**Aim of the task:** Lines that contain the string "name" are to be copied; leave out all others.

━━━━━━━━

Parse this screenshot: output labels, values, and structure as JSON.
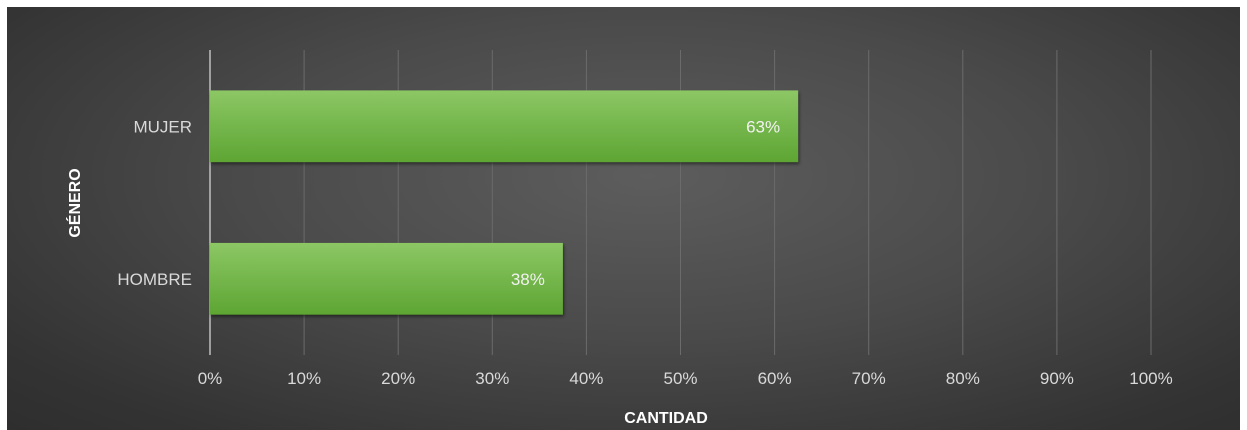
{
  "chart_data": {
    "type": "bar",
    "orientation": "horizontal",
    "categories": [
      "MUJER",
      "HOMBRE"
    ],
    "values": [
      62.5,
      37.5
    ],
    "data_labels": [
      "63%",
      "38%"
    ],
    "xlabel": "CANTIDAD",
    "ylabel": "GÉNERO",
    "xlim": [
      0,
      100
    ],
    "x_ticks": [
      "0%",
      "10%",
      "20%",
      "30%",
      "40%",
      "50%",
      "60%",
      "70%",
      "80%",
      "90%",
      "100%"
    ],
    "grid": true,
    "bar_color": "#6db33f",
    "background": "#4a4a4a"
  }
}
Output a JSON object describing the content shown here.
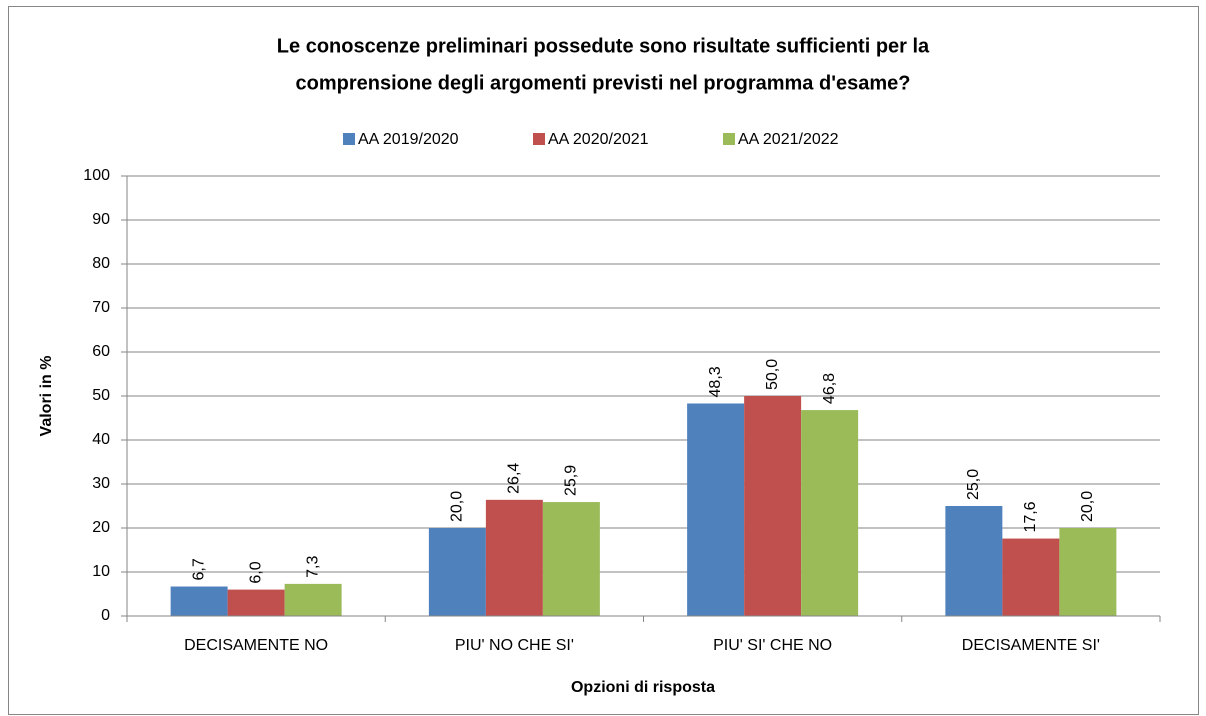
{
  "chart_data": {
    "type": "bar",
    "title": [
      "Le conoscenze preliminari possedute sono risultate sufficienti per la",
      "comprensione degli argomenti previsti nel programma d'esame?"
    ],
    "xlabel": "Opzioni di risposta",
    "ylabel": "Valori in %",
    "categories": [
      "DECISAMENTE NO",
      "PIU' NO CHE SI'",
      "PIU' SI' CHE NO",
      "DECISAMENTE SI'"
    ],
    "series": [
      {
        "name": "AA 2019/2020",
        "color": "#4f81bd",
        "values": [
          6.7,
          20,
          48.3,
          25
        ],
        "value_labels": [
          "6,7",
          "20,0",
          "48,3",
          "25,0"
        ]
      },
      {
        "name": "AA 2020/2021",
        "color": "#c0504d",
        "values": [
          6,
          26.4,
          50,
          17.6
        ],
        "value_labels": [
          "6,0",
          "26,4",
          "50,0",
          "17,6"
        ]
      },
      {
        "name": "AA 2021/2022",
        "color": "#9bbb59",
        "values": [
          7.3,
          25.9,
          46.8,
          20
        ],
        "value_labels": [
          "7,3",
          "25,9",
          "46,8",
          "20,0"
        ]
      }
    ],
    "ylim": [
      0,
      100
    ],
    "yticks": [
      0,
      10,
      20,
      30,
      40,
      50,
      60,
      70,
      80,
      90,
      100
    ],
    "grid": true,
    "legend": "top"
  }
}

━━━━━━━━

**Exercise solution:**
        "name": "AA 2019/2020",
        "name": "AA 2020/2021",
        "name": "AA 2021/2022",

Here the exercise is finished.